-- Start --
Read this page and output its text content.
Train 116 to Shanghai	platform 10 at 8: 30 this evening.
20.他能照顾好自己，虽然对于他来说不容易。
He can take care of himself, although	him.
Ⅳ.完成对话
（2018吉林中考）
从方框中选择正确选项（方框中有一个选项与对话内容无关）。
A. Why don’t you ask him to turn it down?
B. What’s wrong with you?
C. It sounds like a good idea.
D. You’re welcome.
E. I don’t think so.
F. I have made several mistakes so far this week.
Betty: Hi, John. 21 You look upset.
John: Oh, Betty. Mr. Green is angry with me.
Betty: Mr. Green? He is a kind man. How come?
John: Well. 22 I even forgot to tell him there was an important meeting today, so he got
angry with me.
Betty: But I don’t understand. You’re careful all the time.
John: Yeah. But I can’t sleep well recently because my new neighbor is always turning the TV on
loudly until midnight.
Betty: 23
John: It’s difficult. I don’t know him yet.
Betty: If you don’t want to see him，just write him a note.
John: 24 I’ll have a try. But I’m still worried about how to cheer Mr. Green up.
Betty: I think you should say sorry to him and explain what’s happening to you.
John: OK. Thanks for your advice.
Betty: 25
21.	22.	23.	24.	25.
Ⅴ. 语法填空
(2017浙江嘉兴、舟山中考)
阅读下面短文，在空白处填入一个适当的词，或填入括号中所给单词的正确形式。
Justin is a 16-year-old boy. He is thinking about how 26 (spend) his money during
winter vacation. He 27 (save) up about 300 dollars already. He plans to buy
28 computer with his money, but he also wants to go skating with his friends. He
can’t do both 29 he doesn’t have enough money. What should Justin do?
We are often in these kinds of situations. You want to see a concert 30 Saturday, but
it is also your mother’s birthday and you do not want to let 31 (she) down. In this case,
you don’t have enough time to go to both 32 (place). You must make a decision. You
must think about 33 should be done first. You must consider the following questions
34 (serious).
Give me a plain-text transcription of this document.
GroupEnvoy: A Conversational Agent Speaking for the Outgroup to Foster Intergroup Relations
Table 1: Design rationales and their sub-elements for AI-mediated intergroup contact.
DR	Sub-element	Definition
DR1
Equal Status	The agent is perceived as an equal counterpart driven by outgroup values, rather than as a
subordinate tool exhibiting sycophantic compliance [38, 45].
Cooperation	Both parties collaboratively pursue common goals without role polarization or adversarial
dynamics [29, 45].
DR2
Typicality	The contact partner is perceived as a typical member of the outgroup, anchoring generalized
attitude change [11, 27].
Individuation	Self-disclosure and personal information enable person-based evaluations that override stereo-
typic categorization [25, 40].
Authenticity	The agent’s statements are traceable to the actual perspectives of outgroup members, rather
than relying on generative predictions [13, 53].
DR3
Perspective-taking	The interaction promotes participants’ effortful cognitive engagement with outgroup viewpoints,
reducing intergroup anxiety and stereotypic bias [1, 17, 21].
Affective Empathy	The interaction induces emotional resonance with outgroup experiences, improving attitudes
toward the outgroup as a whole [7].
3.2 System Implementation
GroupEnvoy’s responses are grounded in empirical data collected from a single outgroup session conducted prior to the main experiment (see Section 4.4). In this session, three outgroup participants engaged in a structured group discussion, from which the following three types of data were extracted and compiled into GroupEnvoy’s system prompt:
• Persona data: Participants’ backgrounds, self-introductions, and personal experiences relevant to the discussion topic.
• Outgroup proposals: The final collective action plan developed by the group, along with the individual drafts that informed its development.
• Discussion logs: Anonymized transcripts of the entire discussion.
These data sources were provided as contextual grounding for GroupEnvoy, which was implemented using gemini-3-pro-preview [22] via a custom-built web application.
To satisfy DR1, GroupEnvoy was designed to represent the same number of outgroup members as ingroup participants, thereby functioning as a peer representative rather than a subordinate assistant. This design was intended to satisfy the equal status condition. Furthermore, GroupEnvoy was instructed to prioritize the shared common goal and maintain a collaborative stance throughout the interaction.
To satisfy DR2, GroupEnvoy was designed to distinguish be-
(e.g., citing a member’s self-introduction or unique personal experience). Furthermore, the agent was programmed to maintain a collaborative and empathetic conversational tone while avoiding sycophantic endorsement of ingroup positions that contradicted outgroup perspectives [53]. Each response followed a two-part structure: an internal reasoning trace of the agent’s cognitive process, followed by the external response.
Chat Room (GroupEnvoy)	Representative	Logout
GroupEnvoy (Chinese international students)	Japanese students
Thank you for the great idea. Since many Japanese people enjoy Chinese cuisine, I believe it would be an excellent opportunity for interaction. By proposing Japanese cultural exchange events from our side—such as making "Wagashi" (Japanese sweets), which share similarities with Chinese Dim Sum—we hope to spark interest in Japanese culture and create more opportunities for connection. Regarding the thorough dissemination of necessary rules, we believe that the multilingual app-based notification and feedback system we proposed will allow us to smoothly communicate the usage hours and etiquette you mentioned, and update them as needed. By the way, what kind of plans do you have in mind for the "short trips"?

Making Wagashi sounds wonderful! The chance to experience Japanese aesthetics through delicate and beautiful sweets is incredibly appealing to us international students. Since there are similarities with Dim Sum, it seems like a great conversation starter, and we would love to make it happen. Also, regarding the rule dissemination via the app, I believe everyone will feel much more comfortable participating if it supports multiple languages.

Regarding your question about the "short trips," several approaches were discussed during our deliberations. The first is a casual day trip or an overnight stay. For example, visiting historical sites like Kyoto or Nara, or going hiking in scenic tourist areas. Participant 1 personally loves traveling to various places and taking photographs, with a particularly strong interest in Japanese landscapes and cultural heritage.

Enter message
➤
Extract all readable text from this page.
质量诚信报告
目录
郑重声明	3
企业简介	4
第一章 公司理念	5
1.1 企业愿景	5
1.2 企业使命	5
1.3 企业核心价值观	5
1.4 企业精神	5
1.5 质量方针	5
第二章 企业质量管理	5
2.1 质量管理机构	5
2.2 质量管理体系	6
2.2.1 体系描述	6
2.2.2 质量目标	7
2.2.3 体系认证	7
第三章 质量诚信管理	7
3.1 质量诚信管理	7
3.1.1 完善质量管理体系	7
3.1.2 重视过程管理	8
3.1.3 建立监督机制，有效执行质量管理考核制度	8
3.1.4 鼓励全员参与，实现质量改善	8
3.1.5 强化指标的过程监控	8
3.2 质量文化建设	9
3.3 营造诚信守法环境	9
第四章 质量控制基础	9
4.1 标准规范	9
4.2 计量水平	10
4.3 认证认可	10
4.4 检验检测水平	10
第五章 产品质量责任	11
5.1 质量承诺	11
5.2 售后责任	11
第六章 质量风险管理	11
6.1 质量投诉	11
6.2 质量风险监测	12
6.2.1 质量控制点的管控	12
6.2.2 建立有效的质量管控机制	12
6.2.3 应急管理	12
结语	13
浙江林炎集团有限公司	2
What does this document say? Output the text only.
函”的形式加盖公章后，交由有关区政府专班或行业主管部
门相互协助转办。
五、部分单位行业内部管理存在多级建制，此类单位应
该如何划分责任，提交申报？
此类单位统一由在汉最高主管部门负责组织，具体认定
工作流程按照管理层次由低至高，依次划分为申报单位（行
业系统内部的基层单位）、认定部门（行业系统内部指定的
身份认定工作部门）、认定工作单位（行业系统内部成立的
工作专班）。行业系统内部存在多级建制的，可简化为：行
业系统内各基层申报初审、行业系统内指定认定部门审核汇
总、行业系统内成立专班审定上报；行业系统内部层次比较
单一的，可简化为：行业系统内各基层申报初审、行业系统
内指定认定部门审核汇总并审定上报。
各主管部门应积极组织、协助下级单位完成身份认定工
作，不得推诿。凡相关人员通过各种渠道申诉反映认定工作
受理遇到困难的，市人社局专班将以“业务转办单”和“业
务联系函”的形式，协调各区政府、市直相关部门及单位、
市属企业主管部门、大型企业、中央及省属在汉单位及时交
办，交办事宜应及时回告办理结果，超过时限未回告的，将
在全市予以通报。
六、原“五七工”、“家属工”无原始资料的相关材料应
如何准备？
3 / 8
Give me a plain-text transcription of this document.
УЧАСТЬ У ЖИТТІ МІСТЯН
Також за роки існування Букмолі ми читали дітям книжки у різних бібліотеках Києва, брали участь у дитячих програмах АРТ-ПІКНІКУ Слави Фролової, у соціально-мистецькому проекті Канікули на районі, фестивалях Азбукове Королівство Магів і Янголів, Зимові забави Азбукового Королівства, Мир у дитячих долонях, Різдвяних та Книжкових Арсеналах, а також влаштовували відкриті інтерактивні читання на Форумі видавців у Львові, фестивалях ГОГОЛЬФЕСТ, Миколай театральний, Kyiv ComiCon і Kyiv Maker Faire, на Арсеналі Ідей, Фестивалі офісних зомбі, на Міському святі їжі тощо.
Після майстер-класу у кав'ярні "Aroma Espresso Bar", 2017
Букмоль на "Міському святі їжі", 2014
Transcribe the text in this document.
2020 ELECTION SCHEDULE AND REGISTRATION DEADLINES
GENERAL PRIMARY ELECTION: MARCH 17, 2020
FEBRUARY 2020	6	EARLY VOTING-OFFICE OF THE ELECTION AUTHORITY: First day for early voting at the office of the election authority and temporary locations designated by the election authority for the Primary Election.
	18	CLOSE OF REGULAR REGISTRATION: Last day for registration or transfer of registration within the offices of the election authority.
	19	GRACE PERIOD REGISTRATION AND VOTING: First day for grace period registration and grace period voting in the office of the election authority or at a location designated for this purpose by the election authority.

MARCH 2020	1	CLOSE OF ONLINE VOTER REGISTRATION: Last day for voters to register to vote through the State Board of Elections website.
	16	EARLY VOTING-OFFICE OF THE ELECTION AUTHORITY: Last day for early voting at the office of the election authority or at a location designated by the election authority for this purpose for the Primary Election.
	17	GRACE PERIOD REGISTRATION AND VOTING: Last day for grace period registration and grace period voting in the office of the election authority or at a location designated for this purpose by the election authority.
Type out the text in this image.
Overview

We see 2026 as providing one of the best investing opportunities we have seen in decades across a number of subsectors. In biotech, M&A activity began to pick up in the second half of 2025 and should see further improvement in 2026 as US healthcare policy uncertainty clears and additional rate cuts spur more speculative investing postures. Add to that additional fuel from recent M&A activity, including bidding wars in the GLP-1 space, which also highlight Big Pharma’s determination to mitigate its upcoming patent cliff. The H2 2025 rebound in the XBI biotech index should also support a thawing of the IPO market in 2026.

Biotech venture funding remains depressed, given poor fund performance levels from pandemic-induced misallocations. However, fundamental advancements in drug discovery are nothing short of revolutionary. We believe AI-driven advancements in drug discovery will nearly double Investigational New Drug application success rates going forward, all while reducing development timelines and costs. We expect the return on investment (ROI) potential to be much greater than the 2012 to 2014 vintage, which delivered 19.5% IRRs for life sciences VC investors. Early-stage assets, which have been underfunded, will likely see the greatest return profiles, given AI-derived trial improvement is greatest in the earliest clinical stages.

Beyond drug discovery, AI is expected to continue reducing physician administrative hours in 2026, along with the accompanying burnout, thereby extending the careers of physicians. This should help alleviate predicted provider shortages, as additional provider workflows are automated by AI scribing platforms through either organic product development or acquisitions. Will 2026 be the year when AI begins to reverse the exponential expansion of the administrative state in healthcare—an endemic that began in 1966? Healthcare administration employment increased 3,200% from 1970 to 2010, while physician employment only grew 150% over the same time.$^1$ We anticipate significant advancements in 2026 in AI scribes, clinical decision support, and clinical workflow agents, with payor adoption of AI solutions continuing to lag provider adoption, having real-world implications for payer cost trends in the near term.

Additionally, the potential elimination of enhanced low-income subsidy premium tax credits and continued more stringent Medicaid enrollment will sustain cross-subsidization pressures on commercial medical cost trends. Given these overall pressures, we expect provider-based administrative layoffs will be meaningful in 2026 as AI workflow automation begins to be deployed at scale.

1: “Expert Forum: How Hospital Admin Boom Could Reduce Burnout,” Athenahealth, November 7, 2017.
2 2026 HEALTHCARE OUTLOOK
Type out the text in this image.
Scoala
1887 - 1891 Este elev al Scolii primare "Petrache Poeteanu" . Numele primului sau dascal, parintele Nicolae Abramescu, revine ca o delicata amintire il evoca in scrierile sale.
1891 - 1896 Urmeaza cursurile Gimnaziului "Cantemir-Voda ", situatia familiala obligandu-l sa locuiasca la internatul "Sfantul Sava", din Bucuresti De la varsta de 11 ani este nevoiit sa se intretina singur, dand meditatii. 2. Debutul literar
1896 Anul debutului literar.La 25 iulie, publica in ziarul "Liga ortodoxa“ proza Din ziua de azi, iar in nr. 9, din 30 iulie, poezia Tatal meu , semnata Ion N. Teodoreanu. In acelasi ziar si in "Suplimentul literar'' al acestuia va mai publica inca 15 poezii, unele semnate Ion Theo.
-- End --
◆ **Work to complete**: Provide only the count of lines in the data above that include the string "money".

◆ **Solution**: 3